━━━━━ RECORDS SHOWN

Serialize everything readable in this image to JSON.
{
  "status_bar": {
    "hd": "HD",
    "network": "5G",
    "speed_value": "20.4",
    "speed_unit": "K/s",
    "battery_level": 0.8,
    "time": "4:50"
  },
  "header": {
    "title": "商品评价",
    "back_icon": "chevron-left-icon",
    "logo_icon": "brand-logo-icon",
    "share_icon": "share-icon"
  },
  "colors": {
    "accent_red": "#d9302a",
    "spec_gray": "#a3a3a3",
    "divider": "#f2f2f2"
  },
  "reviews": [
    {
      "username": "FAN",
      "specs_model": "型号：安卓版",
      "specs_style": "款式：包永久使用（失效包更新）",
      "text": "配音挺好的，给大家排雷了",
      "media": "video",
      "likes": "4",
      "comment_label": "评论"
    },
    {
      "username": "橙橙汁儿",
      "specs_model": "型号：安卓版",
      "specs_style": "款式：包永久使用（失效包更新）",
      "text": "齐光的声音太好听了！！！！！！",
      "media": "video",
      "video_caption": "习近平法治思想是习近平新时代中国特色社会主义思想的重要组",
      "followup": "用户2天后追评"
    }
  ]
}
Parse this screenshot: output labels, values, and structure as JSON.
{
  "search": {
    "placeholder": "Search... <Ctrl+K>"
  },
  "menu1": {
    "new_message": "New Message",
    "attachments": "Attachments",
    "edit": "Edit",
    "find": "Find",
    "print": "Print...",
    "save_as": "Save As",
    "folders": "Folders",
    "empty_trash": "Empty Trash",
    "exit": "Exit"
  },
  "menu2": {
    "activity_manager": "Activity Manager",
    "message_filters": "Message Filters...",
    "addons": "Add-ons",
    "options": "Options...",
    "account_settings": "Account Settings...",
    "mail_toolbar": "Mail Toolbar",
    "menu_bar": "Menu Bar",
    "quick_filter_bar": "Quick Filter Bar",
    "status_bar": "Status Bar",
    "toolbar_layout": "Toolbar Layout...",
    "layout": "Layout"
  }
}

━━━━━━━━━━

▶ STATED GOAL: Quote every entry exactly.

▶ THE SOLUTION:
Serialize everything readable in this image to JSON.
{
  "status_bar": {
    "hd": "HD",
    "network": "5G",
    "speed_value": "20.4",
    "speed_unit": "K/s",
    "battery_level": 0.8,
    "time": "4:50"
  },
  "header": {
    "title": "商品评价",
    "back_icon": "chevron-left-icon",
    "logo_icon": "brand-logo-icon",
    "share_icon": "share-icon"
  },
  "colors": {
    "accent_red": "#d9302a",
    "spec_gray": "#a3a3a3",
    "divider": "#f2f2f2"
  },
  "reviews": [
    {
      "username": "FAN",
      "specs_model": "型号：安卓版",
      "specs_style": "款式：包永久使用（失效包更新）",
      "text": "配音挺好的，给大家排雷了",
      "media": "video",
      "likes": "4",
      "comment_label": "评论"
    },
    {
      "username": "橙橙汁儿",
      "specs_model": "型号：安卓版",
      "specs_style": "款式：包永久使用（失效包更新）",
      "text": "齐光的声音太好听了！！！！！！",
      "media": "video",
      "video_caption": "习近平法治思想是习近平新时代中国特色社会主义思想的重要组",
      "followup": "用户2天后追评"
    }
  ]
}
Parse this screenshot: output labels, values, and structure as JSON.
{
  "search": {
    "placeholder": "Search... <Ctrl+K>"
  },
  "menu1": {
    "new_message": "New Message",
    "attachments": "Attachments",
    "edit": "Edit",
    "find": "Find",
    "print": "Print...",
    "save_as": "Save As",
    "folders": "Folders",
    "empty_trash": "Empty Trash",
    "exit": "Exit"
  },
  "menu2": {
    "activity_manager": "Activity Manager",
    "message_filters": "Message Filters...",
    "addons": "Add-ons",
    "options": "Options...",
    "account_settings": "Account Settings...",
    "mail_toolbar": "Mail Toolbar",
    "menu_bar": "Menu Bar",
    "quick_filter_bar": "Quick Filter Bar",
    "status_bar": "Status Bar",
    "toolbar_layout": "Toolbar Layout...",
    "layout": "Layout"
  }
}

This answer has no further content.